** BEGIN **

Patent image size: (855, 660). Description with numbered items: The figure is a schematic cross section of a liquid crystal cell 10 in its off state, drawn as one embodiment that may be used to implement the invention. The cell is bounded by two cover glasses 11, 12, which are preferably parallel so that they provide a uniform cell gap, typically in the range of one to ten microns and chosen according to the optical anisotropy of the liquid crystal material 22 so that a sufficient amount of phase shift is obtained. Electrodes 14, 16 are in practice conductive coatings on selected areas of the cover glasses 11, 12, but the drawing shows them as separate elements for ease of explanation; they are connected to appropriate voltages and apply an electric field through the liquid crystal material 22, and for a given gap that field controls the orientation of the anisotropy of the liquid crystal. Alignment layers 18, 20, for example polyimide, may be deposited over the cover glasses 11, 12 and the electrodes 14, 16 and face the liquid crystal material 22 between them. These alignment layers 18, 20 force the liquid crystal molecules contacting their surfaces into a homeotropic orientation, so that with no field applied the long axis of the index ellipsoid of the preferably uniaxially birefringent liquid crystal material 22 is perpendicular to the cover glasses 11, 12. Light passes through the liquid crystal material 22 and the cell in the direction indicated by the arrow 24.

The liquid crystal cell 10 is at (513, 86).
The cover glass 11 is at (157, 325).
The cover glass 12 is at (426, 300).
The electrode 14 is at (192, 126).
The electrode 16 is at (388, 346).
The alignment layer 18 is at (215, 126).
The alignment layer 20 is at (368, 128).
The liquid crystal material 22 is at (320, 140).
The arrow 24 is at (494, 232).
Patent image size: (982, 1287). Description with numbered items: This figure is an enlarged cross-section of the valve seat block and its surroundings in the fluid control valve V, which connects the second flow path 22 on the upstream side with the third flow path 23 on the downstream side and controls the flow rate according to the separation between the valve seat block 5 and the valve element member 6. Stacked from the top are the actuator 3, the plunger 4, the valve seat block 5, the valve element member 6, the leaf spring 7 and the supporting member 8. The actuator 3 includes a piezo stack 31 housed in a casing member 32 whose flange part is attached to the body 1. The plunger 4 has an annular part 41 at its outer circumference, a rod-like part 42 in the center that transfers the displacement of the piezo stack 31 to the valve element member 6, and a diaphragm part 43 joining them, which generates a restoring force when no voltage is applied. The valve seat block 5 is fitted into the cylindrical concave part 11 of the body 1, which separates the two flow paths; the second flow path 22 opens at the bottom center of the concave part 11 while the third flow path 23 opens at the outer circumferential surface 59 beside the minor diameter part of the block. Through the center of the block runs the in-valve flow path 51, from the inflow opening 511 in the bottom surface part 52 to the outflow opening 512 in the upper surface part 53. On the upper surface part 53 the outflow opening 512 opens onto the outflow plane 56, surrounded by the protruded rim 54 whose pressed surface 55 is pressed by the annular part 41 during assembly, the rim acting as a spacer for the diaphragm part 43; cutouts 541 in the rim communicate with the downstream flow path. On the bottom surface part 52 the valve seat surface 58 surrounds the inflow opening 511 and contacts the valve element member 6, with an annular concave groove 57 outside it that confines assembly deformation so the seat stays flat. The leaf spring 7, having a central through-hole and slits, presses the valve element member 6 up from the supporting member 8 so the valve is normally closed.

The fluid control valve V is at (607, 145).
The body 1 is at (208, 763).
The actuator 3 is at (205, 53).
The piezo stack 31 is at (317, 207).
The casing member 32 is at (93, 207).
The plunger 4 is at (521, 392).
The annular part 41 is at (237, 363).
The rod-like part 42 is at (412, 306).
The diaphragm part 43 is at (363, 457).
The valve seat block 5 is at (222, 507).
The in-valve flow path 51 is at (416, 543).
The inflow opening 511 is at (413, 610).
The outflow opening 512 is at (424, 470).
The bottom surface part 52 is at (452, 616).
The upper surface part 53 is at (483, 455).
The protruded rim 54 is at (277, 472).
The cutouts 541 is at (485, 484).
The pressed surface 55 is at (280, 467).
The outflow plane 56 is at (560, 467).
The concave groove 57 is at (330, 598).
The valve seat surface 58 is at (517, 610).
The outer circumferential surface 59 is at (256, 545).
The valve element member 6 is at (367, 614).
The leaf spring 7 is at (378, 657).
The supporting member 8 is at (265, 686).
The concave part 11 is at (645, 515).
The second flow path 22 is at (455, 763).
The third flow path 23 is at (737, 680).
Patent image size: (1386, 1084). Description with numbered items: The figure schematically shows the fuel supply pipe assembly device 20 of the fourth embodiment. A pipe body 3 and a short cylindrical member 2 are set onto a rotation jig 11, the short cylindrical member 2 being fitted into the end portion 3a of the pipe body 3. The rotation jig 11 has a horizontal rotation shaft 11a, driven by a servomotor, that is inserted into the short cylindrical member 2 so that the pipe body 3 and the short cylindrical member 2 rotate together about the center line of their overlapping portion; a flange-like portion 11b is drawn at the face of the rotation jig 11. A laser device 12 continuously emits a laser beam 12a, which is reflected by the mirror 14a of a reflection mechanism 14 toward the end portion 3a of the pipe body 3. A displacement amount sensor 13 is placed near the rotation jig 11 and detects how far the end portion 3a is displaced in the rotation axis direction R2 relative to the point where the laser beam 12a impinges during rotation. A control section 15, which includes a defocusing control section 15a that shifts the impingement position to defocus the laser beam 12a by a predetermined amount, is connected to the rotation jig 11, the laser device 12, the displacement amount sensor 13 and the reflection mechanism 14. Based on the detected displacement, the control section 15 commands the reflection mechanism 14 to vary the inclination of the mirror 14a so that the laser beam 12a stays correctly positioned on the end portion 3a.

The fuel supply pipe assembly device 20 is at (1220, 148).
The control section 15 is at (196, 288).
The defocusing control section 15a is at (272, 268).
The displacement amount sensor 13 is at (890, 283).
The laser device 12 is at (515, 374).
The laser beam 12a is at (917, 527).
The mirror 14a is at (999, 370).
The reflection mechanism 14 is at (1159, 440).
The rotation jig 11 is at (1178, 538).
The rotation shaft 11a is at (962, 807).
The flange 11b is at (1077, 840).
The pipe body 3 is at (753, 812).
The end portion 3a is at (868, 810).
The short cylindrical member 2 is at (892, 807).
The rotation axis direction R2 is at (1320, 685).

** END **

Reproduce each item above verbatim, line by line and in the original order.

Patent image size: (855, 660). Description with numbered items: The figure is a schematic cross section of a liquid crystal cell 10 in its off state, drawn as one embodiment that may be used to implement the invention. The cell is bounded by two cover glasses 11, 12, which are preferably parallel so that they provide a uniform cell gap, typically in the range of one to ten microns and chosen according to the optical anisotropy of the liquid crystal material 22 so that a sufficient amount of phase shift is obtained. Electrodes 14, 16 are in practice conductive coatings on selected areas of the cover glasses 11, 12, but the drawing shows them as separate elements for ease of explanation; they are connected to appropriate voltages and apply an electric field through the liquid crystal material 22, and for a given gap that field controls the orientation of the anisotropy of the liquid crystal. Alignment layers 18, 20, for example polyimide, may be deposited over the cover glasses 11, 12 and the electrodes 14, 16 and face the liquid crystal material 22 between them. These alignment layers 18, 20 force the liquid crystal molecules contacting their surfaces into a homeotropic orientation, so that with no field applied the long axis of the index ellipsoid of the preferably uniaxially birefringent liquid crystal material 22 is perpendicular to the cover glasses 11, 12. Light passes through the liquid crystal material 22 and the cell in the direction indicated by the arrow 24.

The liquid crystal cell 10 is at (513, 86).
The cover glass 11 is at (157, 325).
The cover glass 12 is at (426, 300).
The electrode 14 is at (192, 126).
The electrode 16 is at (388, 346).
The alignment layer 18 is at (215, 126).
The alignment layer 20 is at (368, 128).
The liquid crystal material 22 is at (320, 140).
The arrow 24 is at (494, 232).
Patent image size: (982, 1287). Description with numbered items: This figure is an enlarged cross-section of the valve seat block and its surroundings in the fluid control valve V, which connects the second flow path 22 on the upstream side with the third flow path 23 on the downstream side and controls the flow rate according to the separation between the valve seat block 5 and the valve element member 6. Stacked from the top are the actuator 3, the plunger 4, the valve seat block 5, the valve element member 6, the leaf spring 7 and the supporting member 8. The actuator 3 includes a piezo stack 31 housed in a casing member 32 whose flange part is attached to the body 1. The plunger 4 has an annular part 41 at its outer circumference, a rod-like part 42 in the center that transfers the displacement of the piezo stack 31 to the valve element member 6, and a diaphragm part 43 joining them, which generates a restoring force when no voltage is applied. The valve seat block 5 is fitted into the cylindrical concave part 11 of the body 1, which separates the two flow paths; the second flow path 22 opens at the bottom center of the concave part 11 while the third flow path 23 opens at the outer circumferential surface 59 beside the minor diameter part of the block. Through the center of the block runs the in-valve flow path 51, from the inflow opening 511 in the bottom surface part 52 to the outflow opening 512 in the upper surface part 53. On the upper surface part 53 the outflow opening 512 opens onto the outflow plane 56, surrounded by the protruded rim 54 whose pressed surface 55 is pressed by the annular part 41 during assembly, the rim acting as a spacer for the diaphragm part 43; cutouts 541 in the rim communicate with the downstream flow path. On the bottom surface part 52 the valve seat surface 58 surrounds the inflow opening 511 and contacts the valve element member 6, with an annular concave groove 57 outside it that confines assembly deformation so the seat stays flat. The leaf spring 7, having a central through-hole and slits, presses the valve element member 6 up from the supporting member 8 so the valve is normally closed.

The fluid control valve V is at (607, 145).
The body 1 is at (208, 763).
The actuator 3 is at (205, 53).
The piezo stack 31 is at (317, 207).
The casing member 32 is at (93, 207).
The plunger 4 is at (521, 392).
The annular part 41 is at (237, 363).
The rod-like part 42 is at (412, 306).
The diaphragm part 43 is at (363, 457).
The valve seat block 5 is at (222, 507).
The in-valve flow path 51 is at (416, 543).
The inflow opening 511 is at (413, 610).
The outflow opening 512 is at (424, 470).
The bottom surface part 52 is at (452, 616).
The upper surface part 53 is at (483, 455).
The protruded rim 54 is at (277, 472).
The cutouts 541 is at (485, 484).
The pressed surface 55 is at (280, 467).
The outflow plane 56 is at (560, 467).
The concave groove 57 is at (330, 598).
The valve seat surface 58 is at (517, 610).
The outer circumferential surface 59 is at (256, 545).
The valve element member 6 is at (367, 614).
The leaf spring 7 is at (378, 657).
The supporting member 8 is at (265, 686).
The concave part 11 is at (645, 515).
The second flow path 22 is at (455, 763).
The third flow path 23 is at (737, 680).
Patent image size: (1386, 1084). Description with numbered items: The figure schematically shows the fuel supply pipe assembly device 20 of the fourth embodiment. A pipe body 3 and a short cylindrical member 2 are set onto a rotation jig 11, the short cylindrical member 2 being fitted into the end portion 3a of the pipe body 3. The rotation jig 11 has a horizontal rotation shaft 11a, driven by a servomotor, that is inserted into the short cylindrical member 2 so that the pipe body 3 and the short cylindrical member 2 rotate together about the center line of their overlapping portion; a flange-like portion 11b is drawn at the face of the rotation jig 11. A laser device 12 continuously emits a laser beam 12a, which is reflected by the mirror 14a of a reflection mechanism 14 toward the end portion 3a of the pipe body 3. A displacement amount sensor 13 is placed near the rotation jig 11 and detects how far the end portion 3a is displaced in the rotation axis direction R2 relative to the point where the laser beam 12a impinges during rotation. A control section 15, which includes a defocusing control section 15a that shifts the impingement position to defocus the laser beam 12a by a predetermined amount, is connected to the rotation jig 11, the laser device 12, the displacement amount sensor 13 and the reflection mechanism 14. Based on the detected displacement, the control section 15 commands the reflection mechanism 14 to vary the inclination of the mirror 14a so that the laser beam 12a stays correctly positioned on the end portion 3a.

The fuel supply pipe assembly device 20 is at (1220, 148).
The control section 15 is at (196, 288).
The defocusing control section 15a is at (272, 268).
The displacement amount sensor 13 is at (890, 283).
The laser device 12 is at (515, 374).
The laser beam 12a is at (917, 527).
The mirror 14a is at (999, 370).
The reflection mechanism 14 is at (1159, 440).
The rotation jig 11 is at (1178, 538).
The rotation shaft 11a is at (962, 807).
The flange 11b is at (1077, 840).
The pipe body 3 is at (753, 812).
The end portion 3a is at (868, 810).
The short cylindrical member 2 is at (892, 807).
The rotation axis direction R2 is at (1320, 685).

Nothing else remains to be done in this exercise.